• Stored items:
——————————

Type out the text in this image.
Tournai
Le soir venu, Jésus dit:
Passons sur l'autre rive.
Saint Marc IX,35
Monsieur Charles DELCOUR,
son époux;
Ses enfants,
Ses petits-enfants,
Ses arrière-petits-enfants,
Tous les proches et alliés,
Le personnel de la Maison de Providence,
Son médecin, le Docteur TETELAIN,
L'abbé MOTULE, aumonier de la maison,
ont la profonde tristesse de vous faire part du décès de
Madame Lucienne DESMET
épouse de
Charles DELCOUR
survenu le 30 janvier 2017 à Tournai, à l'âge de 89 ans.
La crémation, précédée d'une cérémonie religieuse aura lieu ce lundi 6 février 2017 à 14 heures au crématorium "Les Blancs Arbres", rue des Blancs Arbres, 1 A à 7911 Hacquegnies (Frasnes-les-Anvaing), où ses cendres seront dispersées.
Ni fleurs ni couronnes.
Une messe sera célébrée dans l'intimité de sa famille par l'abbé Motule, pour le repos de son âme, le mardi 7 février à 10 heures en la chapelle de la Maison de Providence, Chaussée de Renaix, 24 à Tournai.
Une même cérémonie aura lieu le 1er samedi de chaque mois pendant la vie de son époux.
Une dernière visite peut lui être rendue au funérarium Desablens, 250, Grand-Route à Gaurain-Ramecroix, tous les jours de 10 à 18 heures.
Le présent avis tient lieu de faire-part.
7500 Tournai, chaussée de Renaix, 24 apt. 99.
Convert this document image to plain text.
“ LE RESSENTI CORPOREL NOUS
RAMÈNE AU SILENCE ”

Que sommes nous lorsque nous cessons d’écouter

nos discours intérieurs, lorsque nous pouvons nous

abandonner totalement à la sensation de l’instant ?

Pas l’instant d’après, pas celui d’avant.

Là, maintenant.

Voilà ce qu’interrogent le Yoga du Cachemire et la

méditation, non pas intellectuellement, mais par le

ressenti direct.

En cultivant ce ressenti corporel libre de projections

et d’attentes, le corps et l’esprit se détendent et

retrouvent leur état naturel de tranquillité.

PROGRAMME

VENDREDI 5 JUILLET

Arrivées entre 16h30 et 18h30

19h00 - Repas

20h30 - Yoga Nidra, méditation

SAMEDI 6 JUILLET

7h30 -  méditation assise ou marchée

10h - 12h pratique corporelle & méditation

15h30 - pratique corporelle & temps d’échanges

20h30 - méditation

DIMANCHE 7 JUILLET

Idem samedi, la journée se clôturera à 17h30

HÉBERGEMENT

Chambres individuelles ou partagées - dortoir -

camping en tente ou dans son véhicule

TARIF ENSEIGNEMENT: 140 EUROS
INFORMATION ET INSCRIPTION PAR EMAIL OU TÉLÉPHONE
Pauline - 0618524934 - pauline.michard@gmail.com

——————————

• The problem: Please extract exactly, and only, the lines from the line containing "Convert this document image to plain text." through the last line of the records.

• Output of the exercise:
Convert this document image to plain text.
“ LE RESSENTI CORPOREL NOUS
RAMÈNE AU SILENCE ”

Que sommes nous lorsque nous cessons d’écouter

nos discours intérieurs, lorsque nous pouvons nous

abandonner totalement à la sensation de l’instant ?

Pas l’instant d’après, pas celui d’avant.

Là, maintenant.

Voilà ce qu’interrogent le Yoga du Cachemire et la

méditation, non pas intellectuellement, mais par le

ressenti direct.

En cultivant ce ressenti corporel libre de projections

et d’attentes, le corps et l’esprit se détendent et

retrouvent leur état naturel de tranquillité.

PROGRAMME

VENDREDI 5 JUILLET

Arrivées entre 16h30 et 18h30

19h00 - Repas

20h30 - Yoga Nidra, méditation

SAMEDI 6 JUILLET

7h30 -  méditation assise ou marchée

10h - 12h pratique corporelle & méditation

15h30 - pratique corporelle & temps d’échanges

20h30 - méditation

DIMANCHE 7 JUILLET

Idem samedi, la journée se clôturera à 17h30

HÉBERGEMENT

Chambres individuelles ou partagées - dortoir -

camping en tente ou dans son véhicule

TARIF ENSEIGNEMENT: 140 EUROS
INFORMATION ET INSCRIPTION PAR EMAIL OU TÉLÉPHONE
Pauline - 0618524934 - pauline.michard@gmail.com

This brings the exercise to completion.